Assignment:
For the data below, work out how many lines contain the word "title" and supply only that number.

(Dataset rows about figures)

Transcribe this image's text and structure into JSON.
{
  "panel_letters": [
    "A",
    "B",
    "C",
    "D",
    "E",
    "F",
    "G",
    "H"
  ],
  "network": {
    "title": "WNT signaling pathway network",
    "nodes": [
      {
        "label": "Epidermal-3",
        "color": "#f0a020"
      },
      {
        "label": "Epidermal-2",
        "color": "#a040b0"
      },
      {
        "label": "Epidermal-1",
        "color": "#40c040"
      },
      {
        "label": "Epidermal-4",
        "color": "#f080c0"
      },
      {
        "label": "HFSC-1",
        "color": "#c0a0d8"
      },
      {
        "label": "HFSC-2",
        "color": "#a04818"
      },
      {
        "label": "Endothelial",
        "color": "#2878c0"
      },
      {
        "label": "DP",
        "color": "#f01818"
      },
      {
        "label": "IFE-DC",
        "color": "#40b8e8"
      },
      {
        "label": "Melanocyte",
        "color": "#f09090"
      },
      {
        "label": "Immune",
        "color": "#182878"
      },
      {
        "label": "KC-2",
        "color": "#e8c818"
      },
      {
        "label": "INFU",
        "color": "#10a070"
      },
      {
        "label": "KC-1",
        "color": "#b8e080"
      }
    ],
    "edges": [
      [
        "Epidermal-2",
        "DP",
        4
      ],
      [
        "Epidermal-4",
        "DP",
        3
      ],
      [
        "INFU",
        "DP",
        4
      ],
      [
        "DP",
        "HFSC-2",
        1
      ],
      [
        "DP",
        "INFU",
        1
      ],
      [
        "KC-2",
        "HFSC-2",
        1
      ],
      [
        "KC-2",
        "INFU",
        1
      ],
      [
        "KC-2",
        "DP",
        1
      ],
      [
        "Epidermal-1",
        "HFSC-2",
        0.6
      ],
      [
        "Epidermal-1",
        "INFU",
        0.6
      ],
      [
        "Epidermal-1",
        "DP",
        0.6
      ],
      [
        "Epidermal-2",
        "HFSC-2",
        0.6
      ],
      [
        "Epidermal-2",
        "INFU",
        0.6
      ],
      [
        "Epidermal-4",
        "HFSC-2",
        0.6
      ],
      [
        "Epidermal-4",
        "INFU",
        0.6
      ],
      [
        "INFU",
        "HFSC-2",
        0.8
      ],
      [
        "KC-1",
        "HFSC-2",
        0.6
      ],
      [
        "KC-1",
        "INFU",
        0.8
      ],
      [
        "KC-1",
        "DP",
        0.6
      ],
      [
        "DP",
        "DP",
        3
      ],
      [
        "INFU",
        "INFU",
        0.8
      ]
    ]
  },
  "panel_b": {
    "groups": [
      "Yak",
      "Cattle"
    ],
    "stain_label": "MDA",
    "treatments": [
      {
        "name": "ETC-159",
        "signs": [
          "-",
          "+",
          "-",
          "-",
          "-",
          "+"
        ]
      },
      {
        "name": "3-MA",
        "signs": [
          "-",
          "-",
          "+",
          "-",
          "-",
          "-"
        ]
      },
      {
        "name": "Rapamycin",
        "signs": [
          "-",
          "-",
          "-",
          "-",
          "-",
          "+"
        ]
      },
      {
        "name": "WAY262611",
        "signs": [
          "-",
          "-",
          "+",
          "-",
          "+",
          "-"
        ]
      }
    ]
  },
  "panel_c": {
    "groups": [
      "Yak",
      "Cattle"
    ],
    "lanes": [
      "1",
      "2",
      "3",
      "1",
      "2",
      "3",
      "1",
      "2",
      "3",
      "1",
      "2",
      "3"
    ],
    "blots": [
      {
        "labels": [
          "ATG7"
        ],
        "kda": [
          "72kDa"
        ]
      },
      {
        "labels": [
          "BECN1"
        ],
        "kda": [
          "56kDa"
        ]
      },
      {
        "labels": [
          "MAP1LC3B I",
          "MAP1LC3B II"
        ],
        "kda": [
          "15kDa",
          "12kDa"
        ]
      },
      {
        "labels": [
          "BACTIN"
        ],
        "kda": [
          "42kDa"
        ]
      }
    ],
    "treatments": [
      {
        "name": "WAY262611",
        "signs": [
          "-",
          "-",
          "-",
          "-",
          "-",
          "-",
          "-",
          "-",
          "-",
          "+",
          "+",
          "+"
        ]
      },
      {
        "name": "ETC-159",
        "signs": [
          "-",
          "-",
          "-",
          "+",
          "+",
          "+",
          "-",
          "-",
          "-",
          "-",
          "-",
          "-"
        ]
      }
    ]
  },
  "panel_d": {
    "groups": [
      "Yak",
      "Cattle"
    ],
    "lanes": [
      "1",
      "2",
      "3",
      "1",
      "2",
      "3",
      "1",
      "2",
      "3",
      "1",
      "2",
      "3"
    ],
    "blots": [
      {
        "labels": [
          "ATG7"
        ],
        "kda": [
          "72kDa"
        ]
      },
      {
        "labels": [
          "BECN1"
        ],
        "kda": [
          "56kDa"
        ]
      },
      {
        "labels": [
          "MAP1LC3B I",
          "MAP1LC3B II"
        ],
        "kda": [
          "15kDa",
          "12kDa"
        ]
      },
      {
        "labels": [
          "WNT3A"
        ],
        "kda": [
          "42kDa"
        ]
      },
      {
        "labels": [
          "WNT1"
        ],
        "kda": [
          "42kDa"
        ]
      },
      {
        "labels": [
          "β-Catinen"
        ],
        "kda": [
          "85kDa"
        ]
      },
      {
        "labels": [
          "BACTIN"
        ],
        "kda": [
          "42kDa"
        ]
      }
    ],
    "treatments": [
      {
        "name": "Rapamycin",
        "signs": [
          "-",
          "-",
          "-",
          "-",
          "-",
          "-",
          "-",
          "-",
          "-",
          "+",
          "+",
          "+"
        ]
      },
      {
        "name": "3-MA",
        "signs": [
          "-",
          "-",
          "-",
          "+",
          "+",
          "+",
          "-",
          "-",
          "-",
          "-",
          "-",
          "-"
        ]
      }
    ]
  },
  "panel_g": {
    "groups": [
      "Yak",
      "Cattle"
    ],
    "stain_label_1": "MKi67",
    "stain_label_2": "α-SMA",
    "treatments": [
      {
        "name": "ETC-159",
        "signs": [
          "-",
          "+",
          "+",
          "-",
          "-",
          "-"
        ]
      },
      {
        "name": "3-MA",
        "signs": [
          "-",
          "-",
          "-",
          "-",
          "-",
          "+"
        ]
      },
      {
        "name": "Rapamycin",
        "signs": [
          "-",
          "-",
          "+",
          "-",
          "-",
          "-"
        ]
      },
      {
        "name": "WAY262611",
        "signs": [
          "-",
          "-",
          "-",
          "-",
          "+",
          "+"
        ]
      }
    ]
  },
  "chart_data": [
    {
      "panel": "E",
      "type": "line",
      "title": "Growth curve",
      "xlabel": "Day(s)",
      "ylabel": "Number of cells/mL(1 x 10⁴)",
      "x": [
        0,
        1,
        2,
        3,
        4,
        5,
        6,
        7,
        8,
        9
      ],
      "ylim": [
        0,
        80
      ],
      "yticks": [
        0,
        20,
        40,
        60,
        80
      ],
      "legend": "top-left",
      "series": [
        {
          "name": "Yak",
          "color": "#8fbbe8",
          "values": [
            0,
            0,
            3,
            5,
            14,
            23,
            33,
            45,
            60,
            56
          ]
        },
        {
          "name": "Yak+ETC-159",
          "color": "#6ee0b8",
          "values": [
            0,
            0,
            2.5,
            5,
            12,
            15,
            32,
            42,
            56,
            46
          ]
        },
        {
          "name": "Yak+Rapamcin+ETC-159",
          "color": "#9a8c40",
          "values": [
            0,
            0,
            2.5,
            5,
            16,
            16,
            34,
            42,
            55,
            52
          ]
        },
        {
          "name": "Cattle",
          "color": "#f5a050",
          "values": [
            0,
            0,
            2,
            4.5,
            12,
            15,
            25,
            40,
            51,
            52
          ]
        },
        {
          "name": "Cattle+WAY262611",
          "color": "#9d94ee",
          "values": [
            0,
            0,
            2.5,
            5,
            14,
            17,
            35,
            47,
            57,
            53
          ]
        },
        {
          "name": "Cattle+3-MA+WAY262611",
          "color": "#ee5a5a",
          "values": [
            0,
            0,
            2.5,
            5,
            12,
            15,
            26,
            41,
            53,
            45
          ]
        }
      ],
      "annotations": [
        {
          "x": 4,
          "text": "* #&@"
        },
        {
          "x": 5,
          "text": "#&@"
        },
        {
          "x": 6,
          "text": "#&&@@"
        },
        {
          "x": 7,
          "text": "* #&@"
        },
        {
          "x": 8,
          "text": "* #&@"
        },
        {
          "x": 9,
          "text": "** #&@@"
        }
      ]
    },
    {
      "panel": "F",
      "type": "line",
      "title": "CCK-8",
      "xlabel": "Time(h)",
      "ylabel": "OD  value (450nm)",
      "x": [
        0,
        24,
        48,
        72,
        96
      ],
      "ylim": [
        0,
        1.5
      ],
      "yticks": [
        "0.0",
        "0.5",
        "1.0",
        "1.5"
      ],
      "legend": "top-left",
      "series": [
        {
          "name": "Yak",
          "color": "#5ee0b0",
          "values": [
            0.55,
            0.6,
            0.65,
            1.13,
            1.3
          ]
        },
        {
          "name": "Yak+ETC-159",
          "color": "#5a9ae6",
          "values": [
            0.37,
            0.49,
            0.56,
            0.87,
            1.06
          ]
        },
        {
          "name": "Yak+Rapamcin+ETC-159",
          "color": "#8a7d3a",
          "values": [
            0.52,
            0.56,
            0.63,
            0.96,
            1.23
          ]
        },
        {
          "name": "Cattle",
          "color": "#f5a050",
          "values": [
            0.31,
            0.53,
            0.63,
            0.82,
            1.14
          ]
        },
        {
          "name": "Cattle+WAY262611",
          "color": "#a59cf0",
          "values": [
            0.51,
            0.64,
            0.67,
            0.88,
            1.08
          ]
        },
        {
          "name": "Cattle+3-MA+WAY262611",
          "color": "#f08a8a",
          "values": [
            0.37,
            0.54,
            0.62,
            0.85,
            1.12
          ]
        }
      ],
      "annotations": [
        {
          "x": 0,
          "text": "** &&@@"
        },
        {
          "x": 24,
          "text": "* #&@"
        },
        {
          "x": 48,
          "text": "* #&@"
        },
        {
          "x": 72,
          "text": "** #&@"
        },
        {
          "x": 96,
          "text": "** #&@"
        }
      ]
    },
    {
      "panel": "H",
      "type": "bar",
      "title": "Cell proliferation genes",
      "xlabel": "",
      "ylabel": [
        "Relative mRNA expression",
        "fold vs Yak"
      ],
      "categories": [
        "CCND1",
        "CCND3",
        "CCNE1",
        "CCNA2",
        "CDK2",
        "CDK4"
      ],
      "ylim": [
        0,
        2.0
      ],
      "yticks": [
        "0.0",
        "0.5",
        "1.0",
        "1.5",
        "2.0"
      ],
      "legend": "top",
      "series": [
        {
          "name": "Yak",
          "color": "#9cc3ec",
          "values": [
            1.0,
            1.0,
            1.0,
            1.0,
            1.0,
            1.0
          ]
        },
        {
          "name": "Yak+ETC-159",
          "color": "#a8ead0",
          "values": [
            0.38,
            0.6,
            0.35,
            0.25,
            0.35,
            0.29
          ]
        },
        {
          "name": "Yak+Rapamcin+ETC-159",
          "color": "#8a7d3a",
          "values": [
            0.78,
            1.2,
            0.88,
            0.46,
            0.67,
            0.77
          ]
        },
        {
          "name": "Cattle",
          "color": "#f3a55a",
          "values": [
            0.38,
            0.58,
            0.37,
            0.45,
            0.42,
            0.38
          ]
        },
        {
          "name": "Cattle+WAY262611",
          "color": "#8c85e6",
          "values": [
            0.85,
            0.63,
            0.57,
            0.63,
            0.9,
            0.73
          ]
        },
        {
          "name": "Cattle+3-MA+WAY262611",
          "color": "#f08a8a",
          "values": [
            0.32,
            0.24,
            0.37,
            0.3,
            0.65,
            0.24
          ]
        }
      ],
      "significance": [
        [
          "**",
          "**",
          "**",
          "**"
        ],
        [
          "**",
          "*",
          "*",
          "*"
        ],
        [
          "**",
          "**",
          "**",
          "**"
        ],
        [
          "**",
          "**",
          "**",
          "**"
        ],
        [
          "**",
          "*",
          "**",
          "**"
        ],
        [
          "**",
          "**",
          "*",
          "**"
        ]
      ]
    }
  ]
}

Task result:
4